**PROVIDED DATA**
········
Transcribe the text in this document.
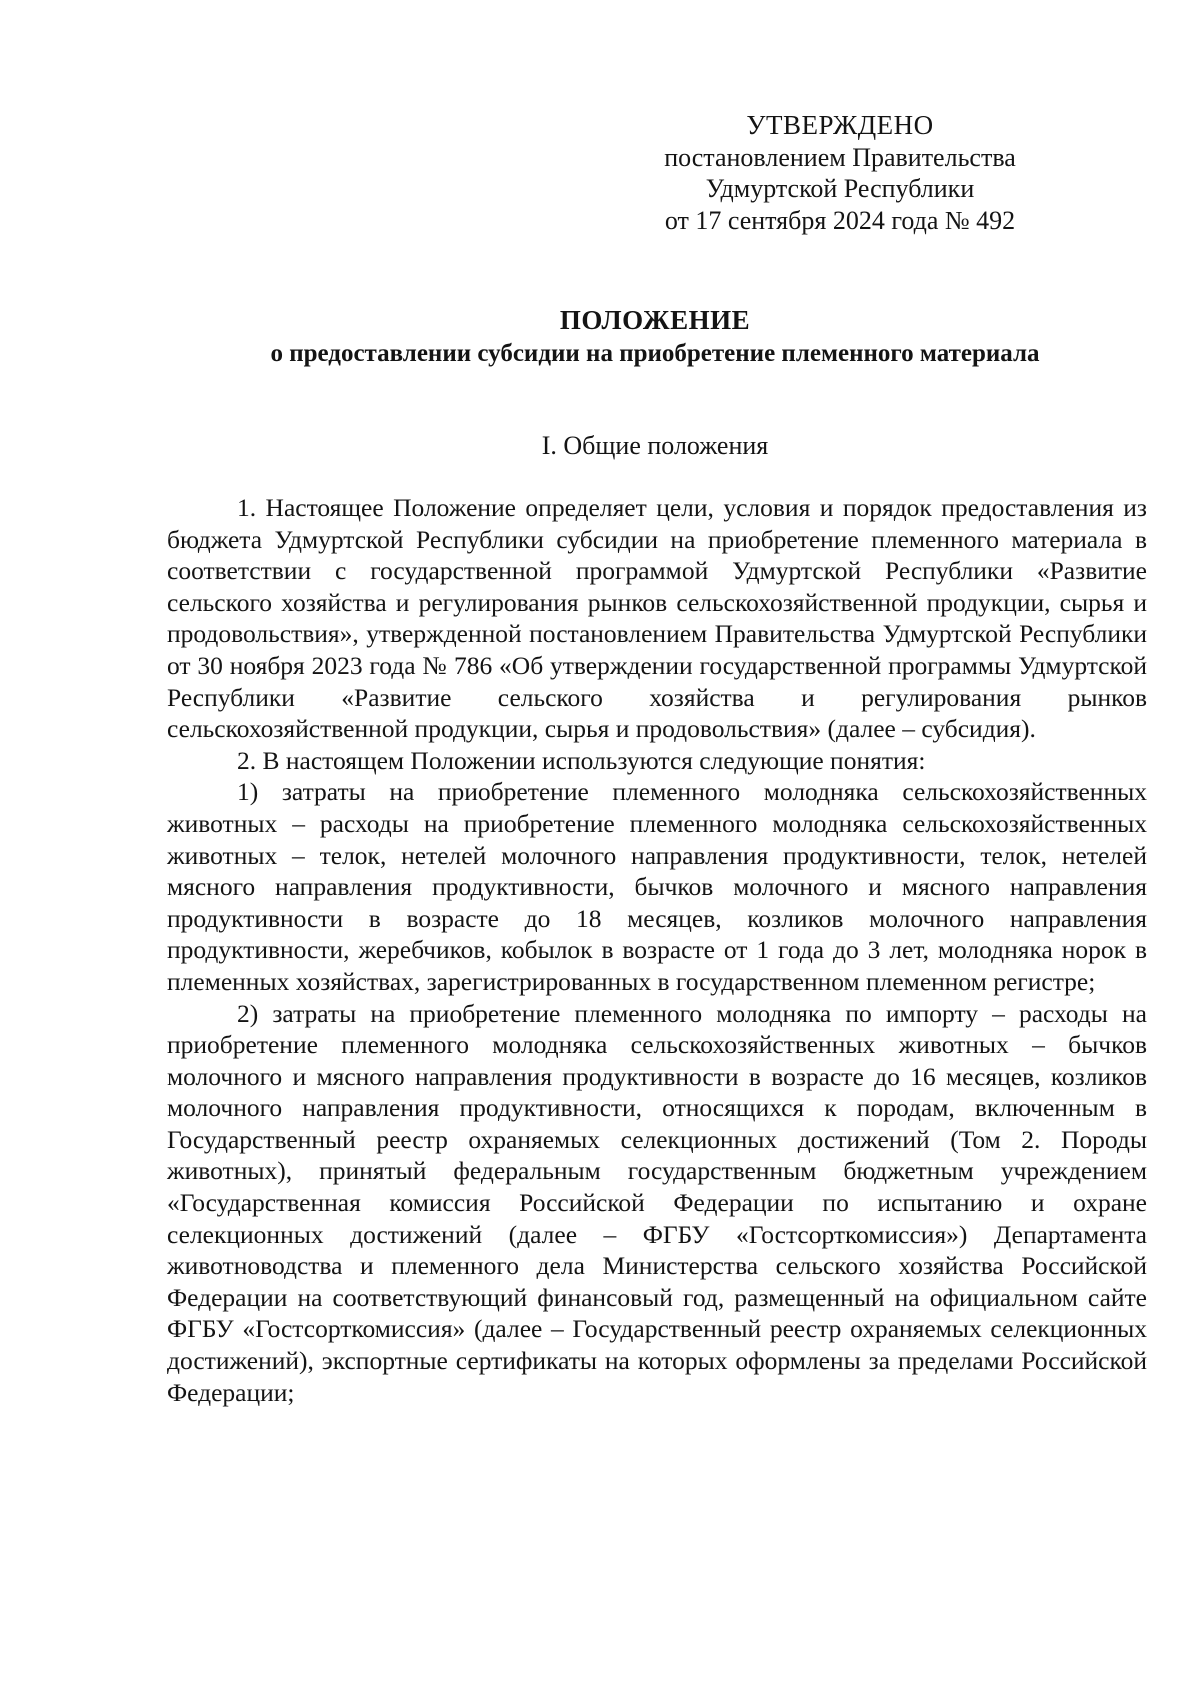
УТВЕРЖДЕНО
постановлением Правительства
Удмуртской Республики
от 17 сентября 2024 года № 492
ПОЛОЖЕНИЕ
о предоставлении субсидии на приобретение племенного материала
I. Общие положения

1. Настоящее Положение определяет цели, условия и порядок предоставления из бюджета Удмуртской Республики субсидии на приобретение племенного материала в соответствии с государственной программой Удмуртской Республики «Развитие сельского хозяйства и регулирования рынков сельскохозяйственной продукции, сырья и продовольствия», утвержденной постановлением Правительства Удмуртской Республики от 30 ноября 2023 года № 786 «Об утверждении государственной программы Удмуртской Республики «Развитие сельского хозяйства и регулирования рынков сельскохозяйственной продукции, сырья и продовольствия» (далее – субсидия).

2. В настоящем Положении используются следующие понятия:

1) затраты на приобретение племенного молодняка сельскохозяйственных животных – расходы на приобретение племенного молодняка сельскохозяйственных животных – телок, нетелей молочного направления продуктивности, телок, нетелей мясного направления продуктивности, бычков молочного и мясного направления продуктивности в возрасте до 18 месяцев, козликов молочного направления продуктивности, жеребчиков, кобылок в возрасте от 1 года до 3 лет, молодняка норок в племенных хозяйствах, зарегистрированных в государственном племенном регистре;

2) затраты на приобретение племенного молодняка по импорту – расходы на приобретение племенного молодняка сельскохозяйственных животных – бычков молочного и мясного направления продуктивности в возрасте до 16 месяцев, козликов молочного направления продуктивности, относящихся к породам, включенным в Государственный реестр охраняемых селекционных достижений (Том 2. Породы животных), принятый федеральным государственным бюджетным учреждением «Государственная комиссия Российской Федерации по испытанию и охране селекционных достижений (далее – ФГБУ «Гостсорткомиссия») Департамента животноводства и племенного дела Министерства сельского хозяйства Российской Федерации на соответствующий финансовый год, размещенный на официальном сайте ФГБУ «Гостсорткомиссия» (далее – Государственный реестр охраняемых селекционных достижений), экспортные сертификаты на которых оформлены за пределами Российской Федерации;
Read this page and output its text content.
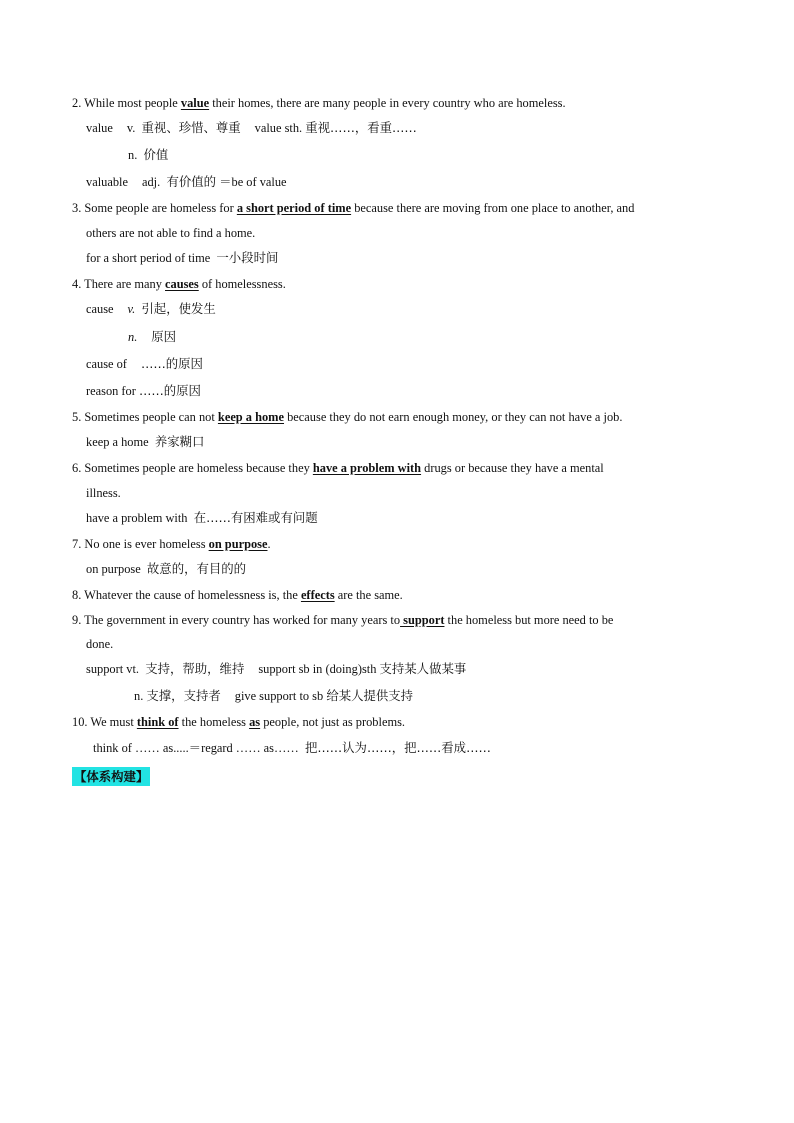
2. While most people value their homes, there are many people in every country who are homeless.
value v. 重视、珍惜、尊重 value sth. 重视……，看重……
n. 价值
valuable adj. 有价值的 ＝be of value
3. Some people are homeless for a short period of time because there are moving from one place to another, and
others are not able to find a home.
for a short period of time 一小段时间
4. There are many causes of homelessness.
cause v. 引起，使发生
n. 原因
cause of ……的原因
reason for ……的原因
5. Sometimes people can not keep a home because they do not earn enough money, or they can not have a job.
keep a home 养家糊口
6. Sometimes people are homeless because they have a problem with drugs or because they have a mental
illness.
have a problem with 在……有困难或有问题
7. No one is ever homeless on purpose.
on purpose 故意的，有目的的
8. Whatever the cause of homelessness is, the effects are the same.
9. The government in every country has worked for many years to support the homeless but more need to be
done.
support vt. 支持，帮助，维持 support sb in (doing)sth 支持某人做某事
n. 支撑，支持者 give support to sb 给某人提供支持
10. We must think of the homeless as people, not just as problems.
think of …… as.....＝regard …… as…… 把……认为……，把……看成……
【体系构建】
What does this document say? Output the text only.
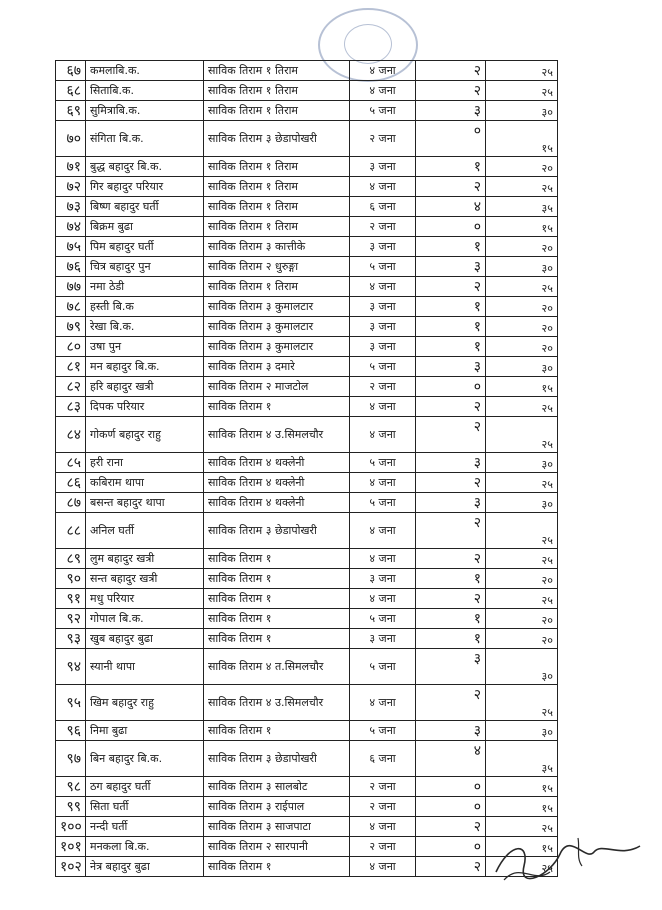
६७	कमलाबि.क.	साविक तिराम १ तिराम	४ जना	२	२५
६८	सिताबि.क.	साविक तिराम १ तिराम	४ जना	२	२५
६९	सुमित्राबि.क.	साविक तिराम १ तिराम	५ जना	३	३०
७०	संगिता बि.क.	साविक तिराम ३ छेडापोखरी	२ जना	०	१५
७१	बुद्ध बहादुर बि.क.	साविक तिराम १ तिराम	३ जना	१	२०
७२	गिर बहादुर परियार	साविक तिराम १ तिराम	४ जना	२	२५
७३	बिष्ण बहादुर घर्ती	साविक तिराम १ तिराम	६ जना	४	३५
७४	बिक्रम बुढा	साविक तिराम १ तिराम	२ जना	०	१५
७५	पिम बहादुर घर्ती	साविक तिराम ३ कात्तीके	३ जना	१	२०
७६	चित्र बहादुर पुन	साविक तिराम २ धुरुङ्गा	५ जना	३	३०
७७	नमा ठेडी	साविक तिराम १ तिराम	४ जना	२	२५
७८	हस्ती बि.क	साविक तिराम ३ कुमालटार	३ जना	१	२०
७९	रेखा बि.क.	साविक तिराम ३ कुमालटार	३ जना	१	२०
८०	उषा पुन	साविक तिराम ३ कुमालटार	३ जना	१	२०
८१	मन बहादुर बि.क.	साविक तिराम ३ दमारे	५ जना	३	३०
८२	हरि बहादुर खत्री	साविक तिराम २ माजटोल	२ जना	०	१५
८३	दिपक परियार	साविक तिराम १	४ जना	२	२५
८४	गोकर्ण बहादुर राहु	साविक तिराम ४ उ.सिमलचौर	४ जना	२	२५
८५	हरी राना	साविक तिराम ४ थक्लेनी	५ जना	३	३०
८६	कबिराम थापा	साविक तिराम ४ थक्लेनी	४ जना	२	२५
८७	बसन्त बहादुर थापा	साविक तिराम ४ थक्लेनी	५ जना	३	३०
८८	अनिल घर्ती	साविक तिराम ३ छेडापोखरी	४ जना	२	२५
८९	लुम बहादुर खत्री	साविक तिराम १	४ जना	२	२५
९०	सन्त बहादुर खत्री	साविक तिराम १	३ जना	१	२०
९१	मधु परियार	साविक तिराम १	४ जना	२	२५
९२	गोपाल बि.क.	साविक तिराम १	५ जना	१	२०
९३	खुब बहादुर बुढा	साविक तिराम १	३ जना	१	२०
९४	स्यानी थापा	साविक तिराम ४ त.सिमलचौर	५ जना	३	३०
९५	खिम बहादुर राहु	साविक तिराम ४ उ.सिमलचौर	४ जना	२	२५
९६	निमा बुढा	साविक तिराम १	५ जना	३	३०
९७	बिन बहादुर बि.क.	साविक तिराम ३ छेडापोखरी	६ जना	४	३५
९८	ठग बहादुर घर्ती	साविक तिराम ३ सालबोट	२ जना	०	१५
९९	सिता घर्ती	साविक तिराम ३ राईपाल	२ जना	०	१५
१००	नन्दी घर्ती	साविक तिराम ३ साजपाटा	४ जना	२	२५
१०१	मनकला बि.क.	साविक तिराम २ सारपानी	२ जना	०	१५
१०२	नेत्र बहादुर बुढा	साविक तिराम १	४ जना	२	२५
········
**SET PROBLEM**
Transcribe the listing in full and omit the pictures.

**TASK ANSWER**
Transcribe the text in this document.
УТВЕРЖДЕНО
постановлением Правительства
Удмуртской Республики
от 17 сентября 2024 года № 492
ПОЛОЖЕНИЕ
о предоставлении субсидии на приобретение племенного материала
I. Общие положения

1. Настоящее Положение определяет цели, условия и порядок предоставления из бюджета Удмуртской Республики субсидии на приобретение племенного материала в соответствии с государственной программой Удмуртской Республики «Развитие сельского хозяйства и регулирования рынков сельскохозяйственной продукции, сырья и продовольствия», утвержденной постановлением Правительства Удмуртской Республики от 30 ноября 2023 года № 786 «Об утверждении государственной программы Удмуртской Республики «Развитие сельского хозяйства и регулирования рынков сельскохозяйственной продукции, сырья и продовольствия» (далее – субсидия).

2. В настоящем Положении используются следующие понятия:

1) затраты на приобретение племенного молодняка сельскохозяйственных животных – расходы на приобретение племенного молодняка сельскохозяйственных животных – телок, нетелей молочного направления продуктивности, телок, нетелей мясного направления продуктивности, бычков молочного и мясного направления продуктивности в возрасте до 18 месяцев, козликов молочного направления продуктивности, жеребчиков, кобылок в возрасте от 1 года до 3 лет, молодняка норок в племенных хозяйствах, зарегистрированных в государственном племенном регистре;

2) затраты на приобретение племенного молодняка по импорту – расходы на приобретение племенного молодняка сельскохозяйственных животных – бычков молочного и мясного направления продуктивности в возрасте до 16 месяцев, козликов молочного направления продуктивности, относящихся к породам, включенным в Государственный реестр охраняемых селекционных достижений (Том 2. Породы животных), принятый федеральным государственным бюджетным учреждением «Государственная комиссия Российской Федерации по испытанию и охране селекционных достижений (далее – ФГБУ «Гостсорткомиссия») Департамента животноводства и племенного дела Министерства сельского хозяйства Российской Федерации на соответствующий финансовый год, размещенный на официальном сайте ФГБУ «Гостсорткомиссия» (далее – Государственный реестр охраняемых селекционных достижений), экспортные сертификаты на которых оформлены за пределами Российской Федерации;
Read this page and output its text content.
2. While most people value their homes, there are many people in every country who are homeless.
value v. 重视、珍惜、尊重 value sth. 重视……，看重……
n. 价值
valuable adj. 有价值的 ＝be of value
3. Some people are homeless for a short period of time because there are moving from one place to another, and
others are not able to find a home.
for a short period of time 一小段时间
4. There are many causes of homelessness.
cause v. 引起，使发生
n. 原因
cause of ……的原因
reason for ……的原因
5. Sometimes people can not keep a home because they do not earn enough money, or they can not have a job.
keep a home 养家糊口
6. Sometimes people are homeless because they have a problem with drugs or because they have a mental
illness.
have a problem with 在……有困难或有问题
7. No one is ever homeless on purpose.
on purpose 故意的，有目的的
8. Whatever the cause of homelessness is, the effects are the same.
9. The government in every country has worked for many years to support the homeless but more need to be
done.
support vt. 支持，帮助，维持 support sb in (doing)sth 支持某人做某事
n. 支撑，支持者 give support to sb 给某人提供支持
10. We must think of the homeless as people, not just as problems.
think of …… as.....＝regard …… as…… 把……认为……，把……看成……
【体系构建】
What does this document say? Output the text only.
६७	कमलाबि.क.	साविक तिराम १ तिराम	४ जना	२	२५
६८	सिताबि.क.	साविक तिराम १ तिराम	४ जना	२	२५
६९	सुमित्राबि.क.	साविक तिराम १ तिराम	५ जना	३	३०
७०	संगिता बि.क.	साविक तिराम ३ छेडापोखरी	२ जना	०	१५
७१	बुद्ध बहादुर बि.क.	साविक तिराम १ तिराम	३ जना	१	२०
७२	गिर बहादुर परियार	साविक तिराम १ तिराम	४ जना	२	२५
७३	बिष्ण बहादुर घर्ती	साविक तिराम १ तिराम	६ जना	४	३५
७४	बिक्रम बुढा	साविक तिराम १ तिराम	२ जना	०	१५
७५	पिम बहादुर घर्ती	साविक तिराम ३ कात्तीके	३ जना	१	२०
७६	चित्र बहादुर पुन	साविक तिराम २ धुरुङ्गा	५ जना	३	३०
७७	नमा ठेडी	साविक तिराम १ तिराम	४ जना	२	२५
७८	हस्ती बि.क	साविक तिराम ३ कुमालटार	३ जना	१	२०
७९	रेखा बि.क.	साविक तिराम ३ कुमालटार	३ जना	१	२०
८०	उषा पुन	साविक तिराम ३ कुमालटार	३ जना	१	२०
८१	मन बहादुर बि.क.	साविक तिराम ३ दमारे	५ जना	३	३०
८२	हरि बहादुर खत्री	साविक तिराम २ माजटोल	२ जना	०	१५
८३	दिपक परियार	साविक तिराम १	४ जना	२	२५
८४	गोकर्ण बहादुर राहु	साविक तिराम ४ उ.सिमलचौर	४ जना	२	२५
८५	हरी राना	साविक तिराम ४ थक्लेनी	५ जना	३	३०
८६	कबिराम थापा	साविक तिराम ४ थक्लेनी	४ जना	२	२५
८७	बसन्त बहादुर थापा	साविक तिराम ४ थक्लेनी	५ जना	३	३०
८८	अनिल घर्ती	साविक तिराम ३ छेडापोखरी	४ जना	२	२५
८९	लुम बहादुर खत्री	साविक तिराम १	४ जना	२	२५
९०	सन्त बहादुर खत्री	साविक तिराम १	३ जना	१	२०
९१	मधु परियार	साविक तिराम १	४ जना	२	२५
९२	गोपाल बि.क.	साविक तिराम १	५ जना	१	२०
९३	खुब बहादुर बुढा	साविक तिराम १	३ जना	१	२०
९४	स्यानी थापा	साविक तिराम ४ त.सिमलचौर	५ जना	३	३०
९५	खिम बहादुर राहु	साविक तिराम ४ उ.सिमलचौर	४ जना	२	२५
९६	निमा बुढा	साविक तिराम १	५ जना	३	३०
९७	बिन बहादुर बि.क.	साविक तिराम ३ छेडापोखरी	६ जना	४	३५
९८	ठग बहादुर घर्ती	साविक तिराम ३ सालबोट	२ जना	०	१५
९९	सिता घर्ती	साविक तिराम ३ राईपाल	२ जना	०	१५
१००	नन्दी घर्ती	साविक तिराम ३ साजपाटा	४ जना	२	२५
१०१	मनकला बि.क.	साविक तिराम २ सारपानी	२ जना	०	१५
१०२	नेत्र बहादुर बुढा	साविक तिराम १	४ जना	२	२५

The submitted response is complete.